WHAT YOU SHOULD DO: Report the total number of lines that include the string "развитию", without any other text.

Data excerpts:
··········

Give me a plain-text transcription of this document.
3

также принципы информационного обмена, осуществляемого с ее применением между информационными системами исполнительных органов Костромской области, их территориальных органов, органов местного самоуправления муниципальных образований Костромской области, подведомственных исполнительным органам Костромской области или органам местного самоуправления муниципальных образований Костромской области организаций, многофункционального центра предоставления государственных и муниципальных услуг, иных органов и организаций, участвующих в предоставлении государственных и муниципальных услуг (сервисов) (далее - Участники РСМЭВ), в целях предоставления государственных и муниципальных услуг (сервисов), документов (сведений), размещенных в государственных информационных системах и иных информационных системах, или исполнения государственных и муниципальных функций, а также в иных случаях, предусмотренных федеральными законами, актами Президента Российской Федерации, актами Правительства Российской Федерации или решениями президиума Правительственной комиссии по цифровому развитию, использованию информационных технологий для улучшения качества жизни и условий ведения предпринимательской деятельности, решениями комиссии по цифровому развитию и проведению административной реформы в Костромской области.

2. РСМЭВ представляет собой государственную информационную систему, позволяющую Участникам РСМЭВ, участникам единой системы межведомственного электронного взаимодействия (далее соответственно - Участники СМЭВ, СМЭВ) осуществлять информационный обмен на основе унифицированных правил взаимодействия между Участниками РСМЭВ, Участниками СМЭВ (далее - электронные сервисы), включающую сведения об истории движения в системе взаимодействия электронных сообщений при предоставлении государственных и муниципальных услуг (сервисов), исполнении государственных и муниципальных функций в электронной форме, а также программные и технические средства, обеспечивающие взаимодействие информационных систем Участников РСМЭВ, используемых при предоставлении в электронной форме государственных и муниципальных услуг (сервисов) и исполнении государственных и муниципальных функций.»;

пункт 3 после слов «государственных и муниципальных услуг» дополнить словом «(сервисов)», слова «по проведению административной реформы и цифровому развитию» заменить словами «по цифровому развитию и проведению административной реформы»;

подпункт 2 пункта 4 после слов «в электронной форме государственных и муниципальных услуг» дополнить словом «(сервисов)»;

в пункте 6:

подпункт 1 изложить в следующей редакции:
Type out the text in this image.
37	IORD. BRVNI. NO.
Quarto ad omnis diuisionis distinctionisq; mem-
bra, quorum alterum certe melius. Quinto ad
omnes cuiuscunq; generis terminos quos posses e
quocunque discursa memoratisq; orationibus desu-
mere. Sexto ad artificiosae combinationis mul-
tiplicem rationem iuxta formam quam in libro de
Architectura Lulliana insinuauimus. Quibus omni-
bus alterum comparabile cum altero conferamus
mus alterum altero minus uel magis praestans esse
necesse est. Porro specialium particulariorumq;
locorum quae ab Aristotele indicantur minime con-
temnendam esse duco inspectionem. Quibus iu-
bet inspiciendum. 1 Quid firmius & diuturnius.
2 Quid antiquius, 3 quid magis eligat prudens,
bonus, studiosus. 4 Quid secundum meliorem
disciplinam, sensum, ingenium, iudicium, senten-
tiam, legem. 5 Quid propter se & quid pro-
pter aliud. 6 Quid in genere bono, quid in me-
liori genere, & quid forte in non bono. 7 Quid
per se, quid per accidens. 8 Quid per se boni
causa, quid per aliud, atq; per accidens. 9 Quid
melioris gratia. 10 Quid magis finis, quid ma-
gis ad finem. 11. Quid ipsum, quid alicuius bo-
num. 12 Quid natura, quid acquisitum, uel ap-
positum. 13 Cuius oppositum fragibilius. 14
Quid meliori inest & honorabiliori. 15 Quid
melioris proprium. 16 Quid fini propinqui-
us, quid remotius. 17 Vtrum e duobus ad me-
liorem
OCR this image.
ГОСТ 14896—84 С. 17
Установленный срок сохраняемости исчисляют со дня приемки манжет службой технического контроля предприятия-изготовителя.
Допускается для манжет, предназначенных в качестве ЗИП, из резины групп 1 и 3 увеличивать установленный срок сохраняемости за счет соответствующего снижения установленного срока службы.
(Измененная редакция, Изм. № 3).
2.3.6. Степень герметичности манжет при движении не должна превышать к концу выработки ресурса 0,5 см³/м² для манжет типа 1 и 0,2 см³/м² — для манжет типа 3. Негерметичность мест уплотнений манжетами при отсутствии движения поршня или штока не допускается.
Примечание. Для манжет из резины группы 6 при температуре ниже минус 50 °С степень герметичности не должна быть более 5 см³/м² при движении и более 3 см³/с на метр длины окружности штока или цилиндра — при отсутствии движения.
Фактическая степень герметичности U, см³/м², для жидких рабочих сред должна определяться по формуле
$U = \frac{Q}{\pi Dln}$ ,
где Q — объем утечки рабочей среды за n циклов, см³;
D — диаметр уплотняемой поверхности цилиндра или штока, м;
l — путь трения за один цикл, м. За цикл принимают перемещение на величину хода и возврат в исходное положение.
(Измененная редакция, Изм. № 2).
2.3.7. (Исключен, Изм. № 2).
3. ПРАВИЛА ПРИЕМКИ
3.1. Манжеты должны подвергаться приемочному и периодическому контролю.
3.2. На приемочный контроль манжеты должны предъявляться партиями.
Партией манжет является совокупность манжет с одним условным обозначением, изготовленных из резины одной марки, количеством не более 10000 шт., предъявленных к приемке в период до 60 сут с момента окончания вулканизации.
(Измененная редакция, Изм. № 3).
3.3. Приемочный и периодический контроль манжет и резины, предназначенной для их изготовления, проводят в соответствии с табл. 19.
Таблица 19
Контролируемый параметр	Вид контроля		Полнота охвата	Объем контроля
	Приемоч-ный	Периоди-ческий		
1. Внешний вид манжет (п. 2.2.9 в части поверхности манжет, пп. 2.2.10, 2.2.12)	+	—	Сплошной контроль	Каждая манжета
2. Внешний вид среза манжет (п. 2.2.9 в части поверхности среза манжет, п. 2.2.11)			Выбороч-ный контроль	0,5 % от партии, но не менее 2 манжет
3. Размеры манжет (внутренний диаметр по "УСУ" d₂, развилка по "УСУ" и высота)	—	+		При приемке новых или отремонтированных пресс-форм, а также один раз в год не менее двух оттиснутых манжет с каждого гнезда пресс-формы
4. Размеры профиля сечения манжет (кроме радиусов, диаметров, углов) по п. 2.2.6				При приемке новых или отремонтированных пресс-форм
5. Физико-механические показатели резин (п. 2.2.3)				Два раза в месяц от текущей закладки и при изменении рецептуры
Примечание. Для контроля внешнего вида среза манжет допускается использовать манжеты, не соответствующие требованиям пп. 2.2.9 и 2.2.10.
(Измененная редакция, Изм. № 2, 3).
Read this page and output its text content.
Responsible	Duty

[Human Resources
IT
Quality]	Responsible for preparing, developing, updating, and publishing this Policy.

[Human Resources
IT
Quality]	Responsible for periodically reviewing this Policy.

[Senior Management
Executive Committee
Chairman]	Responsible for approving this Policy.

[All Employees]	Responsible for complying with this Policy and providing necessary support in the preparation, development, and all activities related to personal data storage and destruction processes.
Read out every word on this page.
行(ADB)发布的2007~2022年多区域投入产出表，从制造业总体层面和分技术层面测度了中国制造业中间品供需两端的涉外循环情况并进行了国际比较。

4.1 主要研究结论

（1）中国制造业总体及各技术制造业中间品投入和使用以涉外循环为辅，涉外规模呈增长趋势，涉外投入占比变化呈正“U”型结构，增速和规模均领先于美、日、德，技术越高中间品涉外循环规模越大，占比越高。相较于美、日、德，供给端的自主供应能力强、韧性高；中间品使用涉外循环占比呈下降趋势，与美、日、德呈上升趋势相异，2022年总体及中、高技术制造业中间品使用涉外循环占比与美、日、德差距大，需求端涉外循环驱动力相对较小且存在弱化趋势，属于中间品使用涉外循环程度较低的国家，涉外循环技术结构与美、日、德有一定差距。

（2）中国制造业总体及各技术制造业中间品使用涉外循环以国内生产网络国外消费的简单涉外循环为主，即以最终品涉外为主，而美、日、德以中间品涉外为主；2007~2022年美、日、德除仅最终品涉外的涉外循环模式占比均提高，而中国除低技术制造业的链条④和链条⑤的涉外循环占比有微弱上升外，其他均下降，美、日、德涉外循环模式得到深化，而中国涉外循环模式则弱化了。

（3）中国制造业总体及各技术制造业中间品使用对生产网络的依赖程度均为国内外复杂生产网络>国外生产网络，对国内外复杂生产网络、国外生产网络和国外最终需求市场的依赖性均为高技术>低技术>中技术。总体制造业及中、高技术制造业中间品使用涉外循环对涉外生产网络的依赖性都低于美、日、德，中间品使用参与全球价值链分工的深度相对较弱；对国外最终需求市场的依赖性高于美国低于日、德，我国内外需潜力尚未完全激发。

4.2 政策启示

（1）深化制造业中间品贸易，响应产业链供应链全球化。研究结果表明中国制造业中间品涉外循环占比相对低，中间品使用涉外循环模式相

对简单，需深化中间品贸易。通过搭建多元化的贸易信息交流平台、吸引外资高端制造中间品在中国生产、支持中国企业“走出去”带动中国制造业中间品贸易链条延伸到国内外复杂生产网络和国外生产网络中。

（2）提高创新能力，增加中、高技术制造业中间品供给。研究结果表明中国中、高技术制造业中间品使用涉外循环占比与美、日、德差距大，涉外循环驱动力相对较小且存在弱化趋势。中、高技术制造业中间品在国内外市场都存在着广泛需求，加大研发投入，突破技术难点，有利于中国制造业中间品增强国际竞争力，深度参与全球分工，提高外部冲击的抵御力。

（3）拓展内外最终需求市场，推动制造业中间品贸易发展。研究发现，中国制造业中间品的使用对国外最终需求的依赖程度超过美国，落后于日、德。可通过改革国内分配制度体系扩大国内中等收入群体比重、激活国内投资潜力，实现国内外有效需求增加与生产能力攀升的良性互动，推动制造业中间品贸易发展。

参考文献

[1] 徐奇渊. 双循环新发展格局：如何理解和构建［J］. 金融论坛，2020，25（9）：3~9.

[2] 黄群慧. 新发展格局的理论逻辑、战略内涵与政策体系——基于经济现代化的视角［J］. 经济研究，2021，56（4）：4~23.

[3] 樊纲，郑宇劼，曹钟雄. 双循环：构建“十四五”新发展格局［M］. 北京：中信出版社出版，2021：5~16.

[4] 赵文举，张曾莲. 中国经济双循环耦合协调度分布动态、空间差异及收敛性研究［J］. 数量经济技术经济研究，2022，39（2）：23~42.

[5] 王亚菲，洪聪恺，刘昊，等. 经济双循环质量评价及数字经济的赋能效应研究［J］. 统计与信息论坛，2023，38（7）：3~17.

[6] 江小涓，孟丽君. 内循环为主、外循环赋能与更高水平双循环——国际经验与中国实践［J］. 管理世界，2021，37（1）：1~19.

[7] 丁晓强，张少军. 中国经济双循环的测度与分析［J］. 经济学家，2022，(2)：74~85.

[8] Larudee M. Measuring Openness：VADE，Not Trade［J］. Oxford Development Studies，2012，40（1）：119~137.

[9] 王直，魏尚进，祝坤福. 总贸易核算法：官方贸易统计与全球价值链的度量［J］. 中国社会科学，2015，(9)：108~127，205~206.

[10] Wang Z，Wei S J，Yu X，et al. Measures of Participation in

··········

TASK RESPONSE: 2